Set exercise> List every line in this data where the string "выплаты" occurs.

====== Data rows

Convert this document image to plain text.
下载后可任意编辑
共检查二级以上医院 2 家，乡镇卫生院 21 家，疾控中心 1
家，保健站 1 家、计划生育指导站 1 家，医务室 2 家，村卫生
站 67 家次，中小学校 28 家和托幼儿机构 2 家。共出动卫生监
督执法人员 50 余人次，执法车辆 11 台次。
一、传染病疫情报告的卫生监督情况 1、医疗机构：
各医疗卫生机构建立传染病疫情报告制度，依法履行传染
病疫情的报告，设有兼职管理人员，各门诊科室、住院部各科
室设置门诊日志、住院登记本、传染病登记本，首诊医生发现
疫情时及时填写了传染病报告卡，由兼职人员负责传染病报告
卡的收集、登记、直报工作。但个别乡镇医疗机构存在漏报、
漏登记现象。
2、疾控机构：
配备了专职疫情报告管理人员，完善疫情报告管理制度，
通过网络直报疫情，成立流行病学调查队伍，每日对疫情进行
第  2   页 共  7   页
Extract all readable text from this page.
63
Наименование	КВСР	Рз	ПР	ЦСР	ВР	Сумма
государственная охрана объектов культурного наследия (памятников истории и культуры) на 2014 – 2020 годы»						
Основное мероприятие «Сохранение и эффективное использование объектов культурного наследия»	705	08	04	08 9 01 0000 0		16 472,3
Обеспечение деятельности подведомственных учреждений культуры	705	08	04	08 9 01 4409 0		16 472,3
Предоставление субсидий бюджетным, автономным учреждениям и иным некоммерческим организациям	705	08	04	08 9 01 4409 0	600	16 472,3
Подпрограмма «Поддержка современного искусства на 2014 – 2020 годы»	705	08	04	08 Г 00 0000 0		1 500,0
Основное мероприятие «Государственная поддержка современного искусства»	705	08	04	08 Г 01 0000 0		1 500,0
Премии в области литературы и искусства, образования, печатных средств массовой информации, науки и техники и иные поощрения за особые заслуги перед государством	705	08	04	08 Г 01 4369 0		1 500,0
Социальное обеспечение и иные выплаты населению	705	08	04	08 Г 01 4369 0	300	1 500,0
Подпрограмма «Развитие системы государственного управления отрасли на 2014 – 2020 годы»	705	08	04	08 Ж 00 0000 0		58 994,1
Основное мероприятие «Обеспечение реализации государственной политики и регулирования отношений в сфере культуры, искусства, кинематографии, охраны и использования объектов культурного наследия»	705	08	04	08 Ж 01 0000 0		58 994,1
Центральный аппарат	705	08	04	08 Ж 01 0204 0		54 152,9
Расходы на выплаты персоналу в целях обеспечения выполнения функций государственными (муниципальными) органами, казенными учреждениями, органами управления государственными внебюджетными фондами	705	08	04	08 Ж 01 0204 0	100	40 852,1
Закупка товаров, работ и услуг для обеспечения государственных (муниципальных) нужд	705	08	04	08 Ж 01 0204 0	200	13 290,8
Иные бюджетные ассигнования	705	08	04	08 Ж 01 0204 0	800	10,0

============

Output of the exercise>
Социальное обеспечение и иные выплаты населению	705	08	04	08 Г 01 4369 0	300	1 500,0
Расходы на выплаты персоналу в целях обеспечения выполнения функций государственными (муниципальными) органами, казенными учреждениями, органами управления государственными внебюджетными фондами	705	08	04	08 Ж 01 0204 0	100	40 852,1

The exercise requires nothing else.